Goal ->
Scan each line of the records for the word "screenshot" and extract the ones that have it.
---
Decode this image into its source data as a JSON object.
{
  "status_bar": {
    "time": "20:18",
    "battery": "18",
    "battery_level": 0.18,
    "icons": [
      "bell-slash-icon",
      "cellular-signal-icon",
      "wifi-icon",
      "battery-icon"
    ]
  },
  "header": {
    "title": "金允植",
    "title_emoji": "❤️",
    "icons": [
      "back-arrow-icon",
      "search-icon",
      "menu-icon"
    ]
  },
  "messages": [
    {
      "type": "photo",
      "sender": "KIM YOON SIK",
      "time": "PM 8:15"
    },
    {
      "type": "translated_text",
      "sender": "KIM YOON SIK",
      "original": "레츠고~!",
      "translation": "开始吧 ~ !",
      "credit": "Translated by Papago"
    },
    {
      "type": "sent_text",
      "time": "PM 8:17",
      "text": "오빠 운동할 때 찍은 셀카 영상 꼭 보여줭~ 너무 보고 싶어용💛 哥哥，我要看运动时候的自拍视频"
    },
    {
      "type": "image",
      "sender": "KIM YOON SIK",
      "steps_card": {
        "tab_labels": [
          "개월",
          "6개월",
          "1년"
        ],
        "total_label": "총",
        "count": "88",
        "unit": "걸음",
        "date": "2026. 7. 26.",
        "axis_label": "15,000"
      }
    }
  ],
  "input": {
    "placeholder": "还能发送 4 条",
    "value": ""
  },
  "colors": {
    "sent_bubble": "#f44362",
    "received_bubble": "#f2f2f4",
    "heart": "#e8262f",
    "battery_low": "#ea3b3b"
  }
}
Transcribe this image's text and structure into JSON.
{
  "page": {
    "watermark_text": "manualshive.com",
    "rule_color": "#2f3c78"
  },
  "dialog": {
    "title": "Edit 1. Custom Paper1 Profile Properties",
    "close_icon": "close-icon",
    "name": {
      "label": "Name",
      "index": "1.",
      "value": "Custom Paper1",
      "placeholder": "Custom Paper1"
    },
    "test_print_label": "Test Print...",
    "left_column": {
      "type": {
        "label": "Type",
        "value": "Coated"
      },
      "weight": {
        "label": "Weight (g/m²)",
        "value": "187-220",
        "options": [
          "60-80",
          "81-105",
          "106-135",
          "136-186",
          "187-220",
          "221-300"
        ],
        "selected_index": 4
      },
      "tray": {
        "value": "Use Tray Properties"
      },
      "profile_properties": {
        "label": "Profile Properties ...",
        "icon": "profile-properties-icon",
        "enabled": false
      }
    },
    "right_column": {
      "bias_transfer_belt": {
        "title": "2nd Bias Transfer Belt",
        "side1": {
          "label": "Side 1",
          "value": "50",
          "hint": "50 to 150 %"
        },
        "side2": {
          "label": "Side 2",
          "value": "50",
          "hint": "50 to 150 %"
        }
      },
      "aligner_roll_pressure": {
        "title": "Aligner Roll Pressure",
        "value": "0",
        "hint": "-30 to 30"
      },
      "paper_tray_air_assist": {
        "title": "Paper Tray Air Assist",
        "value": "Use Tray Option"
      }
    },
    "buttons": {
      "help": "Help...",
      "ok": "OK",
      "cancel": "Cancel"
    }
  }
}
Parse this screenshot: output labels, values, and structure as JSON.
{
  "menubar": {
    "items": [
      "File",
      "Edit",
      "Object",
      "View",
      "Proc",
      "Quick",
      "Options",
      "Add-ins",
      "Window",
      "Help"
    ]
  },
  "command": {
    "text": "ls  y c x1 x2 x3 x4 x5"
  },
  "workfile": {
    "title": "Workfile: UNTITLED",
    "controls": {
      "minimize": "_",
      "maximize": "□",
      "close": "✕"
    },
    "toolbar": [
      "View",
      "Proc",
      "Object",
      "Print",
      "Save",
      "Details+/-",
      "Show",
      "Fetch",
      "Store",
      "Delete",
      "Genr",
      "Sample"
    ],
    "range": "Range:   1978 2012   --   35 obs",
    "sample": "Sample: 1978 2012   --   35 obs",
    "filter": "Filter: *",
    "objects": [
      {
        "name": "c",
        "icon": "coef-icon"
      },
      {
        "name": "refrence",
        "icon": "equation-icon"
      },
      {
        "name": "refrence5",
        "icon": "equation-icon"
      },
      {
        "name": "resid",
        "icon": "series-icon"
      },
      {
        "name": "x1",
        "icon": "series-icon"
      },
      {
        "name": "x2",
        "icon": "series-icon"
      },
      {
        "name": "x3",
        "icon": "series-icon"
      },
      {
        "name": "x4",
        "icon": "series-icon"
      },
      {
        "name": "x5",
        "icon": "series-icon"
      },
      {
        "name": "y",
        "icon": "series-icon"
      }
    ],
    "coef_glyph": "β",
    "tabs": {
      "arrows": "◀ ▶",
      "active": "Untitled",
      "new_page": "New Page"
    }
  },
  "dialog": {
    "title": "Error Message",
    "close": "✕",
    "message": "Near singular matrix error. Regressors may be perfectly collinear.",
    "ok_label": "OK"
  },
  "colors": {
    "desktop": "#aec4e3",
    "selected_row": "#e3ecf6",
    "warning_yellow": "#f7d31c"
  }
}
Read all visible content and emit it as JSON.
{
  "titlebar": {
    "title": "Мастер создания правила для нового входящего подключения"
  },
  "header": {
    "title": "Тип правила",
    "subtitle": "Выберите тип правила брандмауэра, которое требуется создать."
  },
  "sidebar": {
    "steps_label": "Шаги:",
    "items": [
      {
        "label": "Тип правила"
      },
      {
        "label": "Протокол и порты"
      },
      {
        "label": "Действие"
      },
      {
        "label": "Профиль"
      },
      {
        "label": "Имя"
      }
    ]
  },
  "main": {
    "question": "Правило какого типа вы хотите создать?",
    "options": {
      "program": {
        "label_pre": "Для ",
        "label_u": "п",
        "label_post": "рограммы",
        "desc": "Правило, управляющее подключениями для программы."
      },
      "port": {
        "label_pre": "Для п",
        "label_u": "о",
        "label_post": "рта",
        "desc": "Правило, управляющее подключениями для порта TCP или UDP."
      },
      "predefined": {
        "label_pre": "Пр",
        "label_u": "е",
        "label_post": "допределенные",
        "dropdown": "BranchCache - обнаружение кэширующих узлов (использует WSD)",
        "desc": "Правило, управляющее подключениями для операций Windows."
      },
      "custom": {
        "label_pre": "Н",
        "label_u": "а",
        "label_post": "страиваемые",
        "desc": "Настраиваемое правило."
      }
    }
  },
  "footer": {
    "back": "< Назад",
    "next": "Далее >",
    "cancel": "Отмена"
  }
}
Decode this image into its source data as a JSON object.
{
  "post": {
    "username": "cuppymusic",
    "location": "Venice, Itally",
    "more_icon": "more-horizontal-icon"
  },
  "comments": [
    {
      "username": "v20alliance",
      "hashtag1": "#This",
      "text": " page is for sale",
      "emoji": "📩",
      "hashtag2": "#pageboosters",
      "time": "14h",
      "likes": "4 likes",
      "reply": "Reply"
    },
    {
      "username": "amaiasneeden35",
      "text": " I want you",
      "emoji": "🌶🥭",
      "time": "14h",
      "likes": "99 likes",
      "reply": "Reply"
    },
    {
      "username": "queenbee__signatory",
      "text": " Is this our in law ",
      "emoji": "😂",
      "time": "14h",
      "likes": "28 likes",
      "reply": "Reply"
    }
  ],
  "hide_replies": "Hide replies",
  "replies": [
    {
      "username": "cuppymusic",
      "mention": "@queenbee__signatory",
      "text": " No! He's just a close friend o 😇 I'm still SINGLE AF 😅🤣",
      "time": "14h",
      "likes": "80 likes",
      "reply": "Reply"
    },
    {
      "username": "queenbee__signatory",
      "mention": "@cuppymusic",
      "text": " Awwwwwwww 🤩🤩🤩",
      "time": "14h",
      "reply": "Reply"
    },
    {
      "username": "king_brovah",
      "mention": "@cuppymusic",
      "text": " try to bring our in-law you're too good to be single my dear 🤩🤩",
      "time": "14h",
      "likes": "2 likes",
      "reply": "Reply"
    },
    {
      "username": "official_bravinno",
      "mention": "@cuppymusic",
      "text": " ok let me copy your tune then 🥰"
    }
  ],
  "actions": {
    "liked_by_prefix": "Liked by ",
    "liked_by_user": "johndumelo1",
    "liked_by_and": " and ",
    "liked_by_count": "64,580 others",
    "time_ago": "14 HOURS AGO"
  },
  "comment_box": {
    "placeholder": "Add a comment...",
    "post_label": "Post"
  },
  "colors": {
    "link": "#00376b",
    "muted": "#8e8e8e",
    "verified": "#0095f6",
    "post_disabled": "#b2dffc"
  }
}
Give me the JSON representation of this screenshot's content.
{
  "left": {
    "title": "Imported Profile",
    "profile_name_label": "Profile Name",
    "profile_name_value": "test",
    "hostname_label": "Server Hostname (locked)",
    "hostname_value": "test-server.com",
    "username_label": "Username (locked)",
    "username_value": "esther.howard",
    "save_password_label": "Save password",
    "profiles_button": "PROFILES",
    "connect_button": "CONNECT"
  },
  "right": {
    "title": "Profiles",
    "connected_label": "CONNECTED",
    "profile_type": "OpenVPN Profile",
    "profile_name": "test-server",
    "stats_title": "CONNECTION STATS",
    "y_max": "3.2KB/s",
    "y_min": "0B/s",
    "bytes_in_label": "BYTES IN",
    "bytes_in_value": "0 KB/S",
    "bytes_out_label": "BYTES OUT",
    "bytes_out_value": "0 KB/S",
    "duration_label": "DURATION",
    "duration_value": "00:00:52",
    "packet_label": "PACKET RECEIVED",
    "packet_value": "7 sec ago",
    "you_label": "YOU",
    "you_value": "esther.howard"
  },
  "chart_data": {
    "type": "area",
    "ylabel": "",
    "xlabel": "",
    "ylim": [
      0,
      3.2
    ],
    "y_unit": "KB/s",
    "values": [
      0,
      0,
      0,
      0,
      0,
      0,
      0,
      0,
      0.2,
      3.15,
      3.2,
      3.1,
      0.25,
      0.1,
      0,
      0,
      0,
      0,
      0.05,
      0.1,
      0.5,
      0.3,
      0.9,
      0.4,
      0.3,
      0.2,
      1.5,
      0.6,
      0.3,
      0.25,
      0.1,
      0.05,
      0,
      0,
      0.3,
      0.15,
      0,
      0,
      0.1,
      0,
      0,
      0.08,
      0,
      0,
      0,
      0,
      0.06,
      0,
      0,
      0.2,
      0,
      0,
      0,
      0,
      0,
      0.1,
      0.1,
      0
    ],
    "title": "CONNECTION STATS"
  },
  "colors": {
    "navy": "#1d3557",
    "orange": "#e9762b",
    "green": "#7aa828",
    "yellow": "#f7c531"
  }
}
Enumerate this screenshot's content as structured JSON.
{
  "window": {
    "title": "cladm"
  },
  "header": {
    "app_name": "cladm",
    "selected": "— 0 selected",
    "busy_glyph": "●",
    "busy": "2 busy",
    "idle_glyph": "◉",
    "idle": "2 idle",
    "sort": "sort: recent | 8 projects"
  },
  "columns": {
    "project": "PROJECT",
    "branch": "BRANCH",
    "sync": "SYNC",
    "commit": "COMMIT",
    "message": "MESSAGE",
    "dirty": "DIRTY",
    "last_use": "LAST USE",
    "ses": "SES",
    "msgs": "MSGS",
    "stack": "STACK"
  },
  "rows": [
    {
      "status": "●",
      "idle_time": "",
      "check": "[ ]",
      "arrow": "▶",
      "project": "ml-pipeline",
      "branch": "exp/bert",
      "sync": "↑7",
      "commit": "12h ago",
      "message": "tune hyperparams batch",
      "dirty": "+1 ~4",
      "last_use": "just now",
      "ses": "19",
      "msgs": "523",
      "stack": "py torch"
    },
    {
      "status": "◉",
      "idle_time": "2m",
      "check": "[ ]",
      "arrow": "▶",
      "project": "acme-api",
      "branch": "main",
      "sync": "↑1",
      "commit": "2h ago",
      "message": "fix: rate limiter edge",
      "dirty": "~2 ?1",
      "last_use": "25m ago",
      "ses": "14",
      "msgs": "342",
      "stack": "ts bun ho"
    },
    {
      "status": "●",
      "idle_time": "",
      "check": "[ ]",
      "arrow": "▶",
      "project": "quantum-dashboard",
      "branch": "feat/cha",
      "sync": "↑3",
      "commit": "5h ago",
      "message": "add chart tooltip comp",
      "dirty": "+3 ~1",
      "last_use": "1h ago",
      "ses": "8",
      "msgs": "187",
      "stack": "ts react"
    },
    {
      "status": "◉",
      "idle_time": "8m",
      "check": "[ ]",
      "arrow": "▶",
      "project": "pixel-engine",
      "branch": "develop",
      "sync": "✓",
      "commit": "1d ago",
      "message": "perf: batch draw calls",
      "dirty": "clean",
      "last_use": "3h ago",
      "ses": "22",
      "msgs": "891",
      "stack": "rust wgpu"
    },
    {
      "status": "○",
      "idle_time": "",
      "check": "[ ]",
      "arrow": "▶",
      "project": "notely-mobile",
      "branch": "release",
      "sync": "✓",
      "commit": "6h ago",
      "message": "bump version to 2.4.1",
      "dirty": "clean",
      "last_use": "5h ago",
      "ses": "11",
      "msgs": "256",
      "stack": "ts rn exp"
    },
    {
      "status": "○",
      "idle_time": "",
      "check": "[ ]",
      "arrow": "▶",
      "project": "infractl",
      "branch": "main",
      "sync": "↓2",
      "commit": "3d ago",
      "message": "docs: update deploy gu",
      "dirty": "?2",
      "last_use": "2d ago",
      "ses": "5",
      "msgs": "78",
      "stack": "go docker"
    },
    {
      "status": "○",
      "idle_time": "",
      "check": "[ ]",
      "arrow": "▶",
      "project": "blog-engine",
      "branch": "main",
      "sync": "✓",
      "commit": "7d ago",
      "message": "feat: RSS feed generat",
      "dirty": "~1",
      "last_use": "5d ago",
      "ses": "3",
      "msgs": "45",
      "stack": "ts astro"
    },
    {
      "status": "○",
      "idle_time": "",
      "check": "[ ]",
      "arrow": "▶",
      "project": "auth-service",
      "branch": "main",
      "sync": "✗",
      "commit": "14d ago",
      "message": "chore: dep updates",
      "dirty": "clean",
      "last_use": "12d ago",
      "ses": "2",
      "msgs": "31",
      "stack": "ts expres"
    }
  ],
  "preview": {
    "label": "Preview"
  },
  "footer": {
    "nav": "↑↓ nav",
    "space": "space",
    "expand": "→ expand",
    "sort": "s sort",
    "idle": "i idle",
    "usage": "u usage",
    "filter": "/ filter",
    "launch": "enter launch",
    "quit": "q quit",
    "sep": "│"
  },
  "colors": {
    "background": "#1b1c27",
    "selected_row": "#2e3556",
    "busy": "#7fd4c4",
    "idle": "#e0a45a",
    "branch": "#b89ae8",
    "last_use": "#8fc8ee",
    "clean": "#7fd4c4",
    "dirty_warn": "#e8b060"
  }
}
---
Written response ->
Parse this screenshot: output labels, values, and structure as JSON.
Give me the JSON representation of this screenshot's content.
Enumerate this screenshot's content as structured JSON.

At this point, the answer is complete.